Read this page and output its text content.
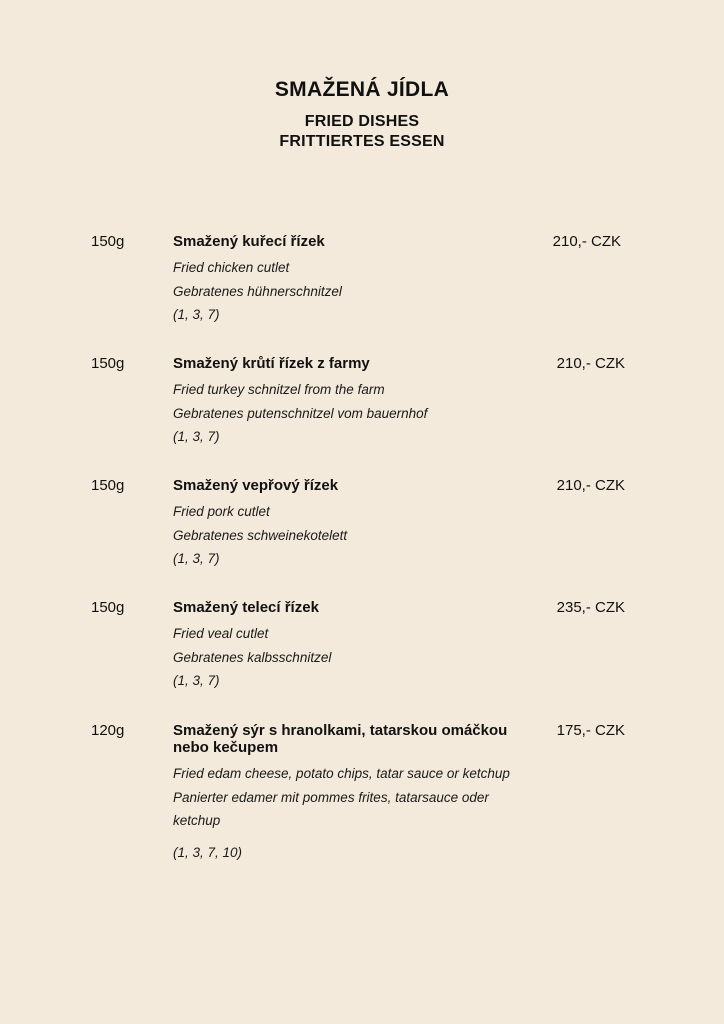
SMAŽENÁ JÍDLA
FRIED DISHES
FRITTIERTES ESSEN
150g	Smažený kuřecí řízek
Fried chicken cutlet
Gebratenes hühnerschnitzel
(1, 3, 7)
210,- CZK
150g	Smažený krůtí řízek z farmy
Fried turkey schnitzel from the farm
Gebratenes putenschnitzel vom bauernhof
(1, 3, 7)
210,- CZK
150g	Smažený vepřový řízek
Fried pork cutlet
Gebratenes schweinekotelett
(1, 3, 7)
210,- CZK
150g	Smažený telecí řízek
Fried veal cutlet
Gebratenes kalbsschnitzel
(1, 3, 7)
235,- CZK
120g	Smažený sýr s hranolkami, tatarskou omáčkou nebo kečupem
Fried edam cheese, potato chips, tatar sauce or ketchup
Panierter edamer mit pommes frites, tatarsauce oder ketchup
(1, 3, 7, 10)
175,- CZK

::::::

-- WRITTEN INSTRUCTION --
Write out the whole listing exactly, and drop the pictures.

-- WRITTEN SOLUTION --
Read this page and output its text content.
SMAŽENÁ JÍDLA
FRIED DISHES
FRITTIERTES ESSEN
150g	Smažený kuřecí řízek
Fried chicken cutlet
Gebratenes hühnerschnitzel
(1, 3, 7)
210,- CZK
150g	Smažený krůtí řízek z farmy
Fried turkey schnitzel from the farm
Gebratenes putenschnitzel vom bauernhof
(1, 3, 7)
210,- CZK
150g	Smažený vepřový řízek
Fried pork cutlet
Gebratenes schweinekotelett
(1, 3, 7)
210,- CZK
150g	Smažený telecí řízek
Fried veal cutlet
Gebratenes kalbsschnitzel
(1, 3, 7)
235,- CZK
120g	Smažený sýr s hranolkami, tatarskou omáčkou nebo kečupem
Fried edam cheese, potato chips, tatar sauce or ketchup
Panierter edamer mit pommes frites, tatarsauce oder ketchup
(1, 3, 7, 10)
175,- CZK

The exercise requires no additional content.